Records from a dataset =>
○ ○ ○ ○ ○
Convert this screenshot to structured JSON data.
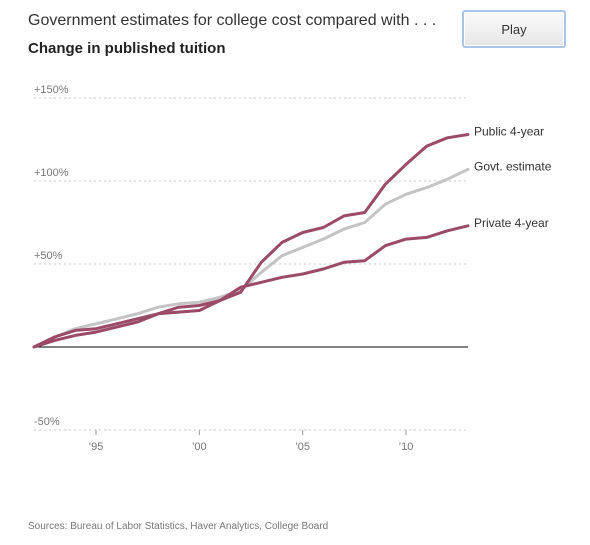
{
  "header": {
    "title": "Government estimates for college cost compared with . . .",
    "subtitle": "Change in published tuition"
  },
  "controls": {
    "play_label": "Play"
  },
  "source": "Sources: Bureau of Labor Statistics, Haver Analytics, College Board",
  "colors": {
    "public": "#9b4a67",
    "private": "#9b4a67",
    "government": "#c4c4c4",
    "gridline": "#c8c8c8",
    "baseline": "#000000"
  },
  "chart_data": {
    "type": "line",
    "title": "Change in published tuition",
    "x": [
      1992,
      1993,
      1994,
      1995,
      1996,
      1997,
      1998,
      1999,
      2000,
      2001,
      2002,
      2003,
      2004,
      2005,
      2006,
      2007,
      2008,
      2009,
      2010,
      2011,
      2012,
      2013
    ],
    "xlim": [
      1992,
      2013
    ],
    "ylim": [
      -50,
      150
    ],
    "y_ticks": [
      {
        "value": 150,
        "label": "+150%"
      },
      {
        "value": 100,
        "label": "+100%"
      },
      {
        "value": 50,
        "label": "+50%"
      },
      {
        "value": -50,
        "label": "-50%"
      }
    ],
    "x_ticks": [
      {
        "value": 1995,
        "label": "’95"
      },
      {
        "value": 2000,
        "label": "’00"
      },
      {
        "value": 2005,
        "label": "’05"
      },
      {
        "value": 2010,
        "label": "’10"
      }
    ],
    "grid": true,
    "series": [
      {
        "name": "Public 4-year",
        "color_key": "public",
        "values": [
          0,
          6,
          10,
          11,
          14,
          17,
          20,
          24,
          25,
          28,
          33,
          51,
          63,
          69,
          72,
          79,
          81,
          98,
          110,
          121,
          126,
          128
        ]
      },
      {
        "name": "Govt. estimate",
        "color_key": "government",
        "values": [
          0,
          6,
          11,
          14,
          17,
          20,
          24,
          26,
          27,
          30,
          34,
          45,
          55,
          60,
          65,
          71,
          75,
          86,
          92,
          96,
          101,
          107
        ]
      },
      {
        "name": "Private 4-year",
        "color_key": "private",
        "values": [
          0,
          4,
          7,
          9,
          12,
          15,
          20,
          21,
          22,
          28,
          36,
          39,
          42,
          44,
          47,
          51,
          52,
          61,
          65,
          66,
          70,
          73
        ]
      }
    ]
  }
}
○ ○ ○ ○ ○
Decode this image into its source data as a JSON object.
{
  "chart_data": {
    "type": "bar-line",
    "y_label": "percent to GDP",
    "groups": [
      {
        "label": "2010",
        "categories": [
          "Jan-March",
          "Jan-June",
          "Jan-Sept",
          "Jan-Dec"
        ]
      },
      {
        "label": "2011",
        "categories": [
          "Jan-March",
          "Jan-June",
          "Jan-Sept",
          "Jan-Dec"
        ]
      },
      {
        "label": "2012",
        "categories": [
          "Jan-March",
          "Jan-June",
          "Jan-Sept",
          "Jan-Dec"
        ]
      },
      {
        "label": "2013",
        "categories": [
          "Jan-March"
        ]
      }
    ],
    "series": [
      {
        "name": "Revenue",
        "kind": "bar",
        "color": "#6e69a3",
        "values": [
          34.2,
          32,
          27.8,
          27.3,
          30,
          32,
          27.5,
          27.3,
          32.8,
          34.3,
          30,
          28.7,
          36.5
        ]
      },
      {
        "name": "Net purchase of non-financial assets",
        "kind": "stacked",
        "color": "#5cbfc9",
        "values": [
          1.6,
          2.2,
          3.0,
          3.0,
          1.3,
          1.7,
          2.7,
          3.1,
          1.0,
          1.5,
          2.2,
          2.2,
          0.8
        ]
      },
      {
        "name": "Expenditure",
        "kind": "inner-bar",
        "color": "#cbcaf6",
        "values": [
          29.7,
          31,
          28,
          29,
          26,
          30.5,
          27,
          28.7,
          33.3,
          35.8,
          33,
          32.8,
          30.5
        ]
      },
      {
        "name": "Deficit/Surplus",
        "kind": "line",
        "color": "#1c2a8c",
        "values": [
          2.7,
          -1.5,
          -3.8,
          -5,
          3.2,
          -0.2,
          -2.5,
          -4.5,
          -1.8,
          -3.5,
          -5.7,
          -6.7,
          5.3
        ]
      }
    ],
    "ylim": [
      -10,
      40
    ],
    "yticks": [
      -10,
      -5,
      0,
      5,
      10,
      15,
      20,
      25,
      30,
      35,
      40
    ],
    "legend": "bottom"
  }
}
○ ○ ○ ○ ○
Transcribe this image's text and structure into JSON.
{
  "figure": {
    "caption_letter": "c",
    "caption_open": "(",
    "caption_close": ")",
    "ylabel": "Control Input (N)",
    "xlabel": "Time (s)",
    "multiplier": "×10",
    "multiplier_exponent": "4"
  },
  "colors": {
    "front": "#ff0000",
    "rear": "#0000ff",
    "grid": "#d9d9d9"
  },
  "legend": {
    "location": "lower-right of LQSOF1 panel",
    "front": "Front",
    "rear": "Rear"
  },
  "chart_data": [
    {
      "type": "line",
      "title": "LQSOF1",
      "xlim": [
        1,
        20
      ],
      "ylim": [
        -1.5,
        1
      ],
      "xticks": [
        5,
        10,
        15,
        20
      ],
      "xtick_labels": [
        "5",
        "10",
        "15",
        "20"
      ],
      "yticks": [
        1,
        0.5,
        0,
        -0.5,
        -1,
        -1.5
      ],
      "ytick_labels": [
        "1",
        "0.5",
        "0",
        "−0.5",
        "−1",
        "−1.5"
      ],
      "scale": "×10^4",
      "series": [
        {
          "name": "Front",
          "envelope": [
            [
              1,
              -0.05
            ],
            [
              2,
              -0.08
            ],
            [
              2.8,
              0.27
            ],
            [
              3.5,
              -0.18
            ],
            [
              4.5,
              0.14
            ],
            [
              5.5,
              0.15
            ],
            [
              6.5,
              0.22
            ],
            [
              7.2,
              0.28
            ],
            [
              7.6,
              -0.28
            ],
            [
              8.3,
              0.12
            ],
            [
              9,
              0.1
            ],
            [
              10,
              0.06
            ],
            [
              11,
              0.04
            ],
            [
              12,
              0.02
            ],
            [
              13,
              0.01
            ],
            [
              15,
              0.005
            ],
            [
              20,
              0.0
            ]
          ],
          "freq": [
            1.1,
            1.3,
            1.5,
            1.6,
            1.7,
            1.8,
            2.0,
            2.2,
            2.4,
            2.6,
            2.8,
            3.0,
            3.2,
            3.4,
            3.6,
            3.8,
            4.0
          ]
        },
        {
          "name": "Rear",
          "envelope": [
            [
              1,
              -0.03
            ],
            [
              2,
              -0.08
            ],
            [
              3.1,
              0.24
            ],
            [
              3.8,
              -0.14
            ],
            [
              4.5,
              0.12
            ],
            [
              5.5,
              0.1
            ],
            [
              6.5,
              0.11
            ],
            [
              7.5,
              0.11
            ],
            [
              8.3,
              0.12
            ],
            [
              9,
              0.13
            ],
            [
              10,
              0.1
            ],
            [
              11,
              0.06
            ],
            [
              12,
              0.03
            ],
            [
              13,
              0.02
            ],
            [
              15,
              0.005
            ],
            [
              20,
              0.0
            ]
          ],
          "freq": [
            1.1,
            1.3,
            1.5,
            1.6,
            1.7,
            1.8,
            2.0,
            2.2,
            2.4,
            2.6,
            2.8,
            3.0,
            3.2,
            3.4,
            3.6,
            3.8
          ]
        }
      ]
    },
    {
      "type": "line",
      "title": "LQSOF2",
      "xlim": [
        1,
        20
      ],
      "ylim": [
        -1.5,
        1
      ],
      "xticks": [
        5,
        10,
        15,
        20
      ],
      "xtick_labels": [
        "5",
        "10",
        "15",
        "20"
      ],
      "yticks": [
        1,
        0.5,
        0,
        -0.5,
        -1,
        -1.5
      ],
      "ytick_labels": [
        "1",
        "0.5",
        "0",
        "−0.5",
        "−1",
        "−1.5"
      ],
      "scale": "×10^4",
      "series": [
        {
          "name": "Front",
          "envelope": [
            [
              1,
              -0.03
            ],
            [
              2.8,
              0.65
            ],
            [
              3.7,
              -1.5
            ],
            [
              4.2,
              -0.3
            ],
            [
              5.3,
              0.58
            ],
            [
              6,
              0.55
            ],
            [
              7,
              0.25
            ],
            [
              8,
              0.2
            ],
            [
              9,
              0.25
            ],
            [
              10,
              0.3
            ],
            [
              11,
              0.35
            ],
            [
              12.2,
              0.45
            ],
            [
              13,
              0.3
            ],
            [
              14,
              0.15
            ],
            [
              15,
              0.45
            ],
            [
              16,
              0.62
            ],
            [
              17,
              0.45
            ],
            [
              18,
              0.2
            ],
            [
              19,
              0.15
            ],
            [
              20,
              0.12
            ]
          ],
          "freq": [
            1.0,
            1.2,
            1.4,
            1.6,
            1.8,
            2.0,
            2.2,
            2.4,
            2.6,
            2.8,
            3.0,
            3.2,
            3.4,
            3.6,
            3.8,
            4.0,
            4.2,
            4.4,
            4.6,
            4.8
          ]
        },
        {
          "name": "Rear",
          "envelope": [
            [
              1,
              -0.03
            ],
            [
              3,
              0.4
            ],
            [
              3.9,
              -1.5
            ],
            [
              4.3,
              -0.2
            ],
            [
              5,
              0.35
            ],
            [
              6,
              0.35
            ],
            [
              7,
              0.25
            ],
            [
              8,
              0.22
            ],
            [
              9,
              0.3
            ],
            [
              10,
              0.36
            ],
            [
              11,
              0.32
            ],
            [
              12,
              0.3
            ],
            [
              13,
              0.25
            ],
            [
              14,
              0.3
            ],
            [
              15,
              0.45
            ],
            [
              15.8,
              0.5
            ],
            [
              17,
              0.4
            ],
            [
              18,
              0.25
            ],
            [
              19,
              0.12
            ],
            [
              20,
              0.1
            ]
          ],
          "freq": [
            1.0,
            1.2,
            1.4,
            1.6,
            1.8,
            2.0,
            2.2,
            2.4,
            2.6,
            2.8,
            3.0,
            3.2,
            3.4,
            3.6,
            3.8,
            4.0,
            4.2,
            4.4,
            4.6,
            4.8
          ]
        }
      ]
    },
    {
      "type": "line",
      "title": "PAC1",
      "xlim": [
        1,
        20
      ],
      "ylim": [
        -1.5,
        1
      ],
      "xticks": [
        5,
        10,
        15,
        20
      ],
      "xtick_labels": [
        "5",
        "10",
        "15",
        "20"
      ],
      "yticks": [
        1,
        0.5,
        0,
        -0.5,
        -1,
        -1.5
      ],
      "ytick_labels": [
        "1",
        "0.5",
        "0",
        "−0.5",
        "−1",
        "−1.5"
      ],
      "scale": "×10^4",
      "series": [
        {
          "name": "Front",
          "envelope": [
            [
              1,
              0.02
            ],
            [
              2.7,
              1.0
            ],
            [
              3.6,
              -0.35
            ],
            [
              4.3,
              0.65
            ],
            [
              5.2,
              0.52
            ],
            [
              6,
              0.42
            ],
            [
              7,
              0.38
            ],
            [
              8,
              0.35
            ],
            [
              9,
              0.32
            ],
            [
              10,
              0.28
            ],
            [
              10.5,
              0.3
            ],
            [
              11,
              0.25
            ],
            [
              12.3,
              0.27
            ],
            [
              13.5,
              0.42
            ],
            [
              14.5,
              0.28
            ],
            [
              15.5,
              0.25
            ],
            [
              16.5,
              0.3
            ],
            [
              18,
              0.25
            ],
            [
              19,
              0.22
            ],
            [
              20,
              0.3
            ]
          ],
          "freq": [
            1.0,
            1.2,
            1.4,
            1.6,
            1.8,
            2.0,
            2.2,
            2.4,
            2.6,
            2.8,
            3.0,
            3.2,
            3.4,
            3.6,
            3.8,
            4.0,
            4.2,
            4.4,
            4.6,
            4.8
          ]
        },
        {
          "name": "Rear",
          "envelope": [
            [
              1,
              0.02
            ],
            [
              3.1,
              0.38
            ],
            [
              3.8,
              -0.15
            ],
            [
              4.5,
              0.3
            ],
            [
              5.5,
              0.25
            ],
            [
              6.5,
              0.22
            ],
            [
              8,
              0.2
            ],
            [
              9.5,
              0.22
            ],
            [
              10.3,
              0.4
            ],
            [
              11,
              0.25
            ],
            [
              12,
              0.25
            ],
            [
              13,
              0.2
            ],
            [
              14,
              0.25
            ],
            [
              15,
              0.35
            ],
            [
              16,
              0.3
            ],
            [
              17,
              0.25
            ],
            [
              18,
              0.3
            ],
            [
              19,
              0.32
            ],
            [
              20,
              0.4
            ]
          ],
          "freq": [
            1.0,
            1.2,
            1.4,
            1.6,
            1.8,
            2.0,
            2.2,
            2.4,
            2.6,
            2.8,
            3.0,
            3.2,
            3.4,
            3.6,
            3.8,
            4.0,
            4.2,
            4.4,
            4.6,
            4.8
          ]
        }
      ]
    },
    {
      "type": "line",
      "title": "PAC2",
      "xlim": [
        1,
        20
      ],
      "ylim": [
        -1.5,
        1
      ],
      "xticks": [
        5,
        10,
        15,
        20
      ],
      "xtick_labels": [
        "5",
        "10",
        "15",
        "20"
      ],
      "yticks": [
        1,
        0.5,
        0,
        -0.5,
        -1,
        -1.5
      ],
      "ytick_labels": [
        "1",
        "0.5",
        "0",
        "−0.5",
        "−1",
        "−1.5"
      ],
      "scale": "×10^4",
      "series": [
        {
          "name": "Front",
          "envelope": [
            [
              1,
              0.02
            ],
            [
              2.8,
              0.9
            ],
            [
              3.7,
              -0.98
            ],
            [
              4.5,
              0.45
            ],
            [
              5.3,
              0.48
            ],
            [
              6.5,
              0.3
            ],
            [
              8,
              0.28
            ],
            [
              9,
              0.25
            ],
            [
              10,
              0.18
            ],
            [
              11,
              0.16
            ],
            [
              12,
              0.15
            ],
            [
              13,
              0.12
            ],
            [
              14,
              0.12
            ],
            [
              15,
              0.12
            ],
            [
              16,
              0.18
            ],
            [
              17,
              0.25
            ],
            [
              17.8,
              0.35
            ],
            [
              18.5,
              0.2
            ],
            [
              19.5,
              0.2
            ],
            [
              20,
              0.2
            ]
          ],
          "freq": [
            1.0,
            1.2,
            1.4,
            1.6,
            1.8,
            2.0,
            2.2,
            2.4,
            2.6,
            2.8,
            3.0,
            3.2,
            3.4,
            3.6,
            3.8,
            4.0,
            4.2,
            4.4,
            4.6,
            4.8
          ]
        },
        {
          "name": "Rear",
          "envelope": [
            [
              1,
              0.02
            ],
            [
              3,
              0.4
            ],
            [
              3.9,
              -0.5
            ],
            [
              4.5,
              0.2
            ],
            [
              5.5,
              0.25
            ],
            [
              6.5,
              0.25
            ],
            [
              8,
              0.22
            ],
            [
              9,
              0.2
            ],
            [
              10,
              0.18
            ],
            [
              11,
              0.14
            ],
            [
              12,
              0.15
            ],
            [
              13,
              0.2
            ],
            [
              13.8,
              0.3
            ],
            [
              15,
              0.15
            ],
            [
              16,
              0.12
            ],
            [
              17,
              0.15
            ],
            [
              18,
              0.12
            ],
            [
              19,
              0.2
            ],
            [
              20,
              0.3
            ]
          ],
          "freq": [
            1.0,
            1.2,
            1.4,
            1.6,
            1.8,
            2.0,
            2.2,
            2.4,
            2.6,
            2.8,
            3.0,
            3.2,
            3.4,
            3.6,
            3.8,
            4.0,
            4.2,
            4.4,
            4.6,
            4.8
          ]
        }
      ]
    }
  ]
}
○ ○ ○ ○ ○
OBJECTIVE =>
Go over the records above and tally each line that includes "published". Give the total by itself.

CORRECT OUTPUT =>
2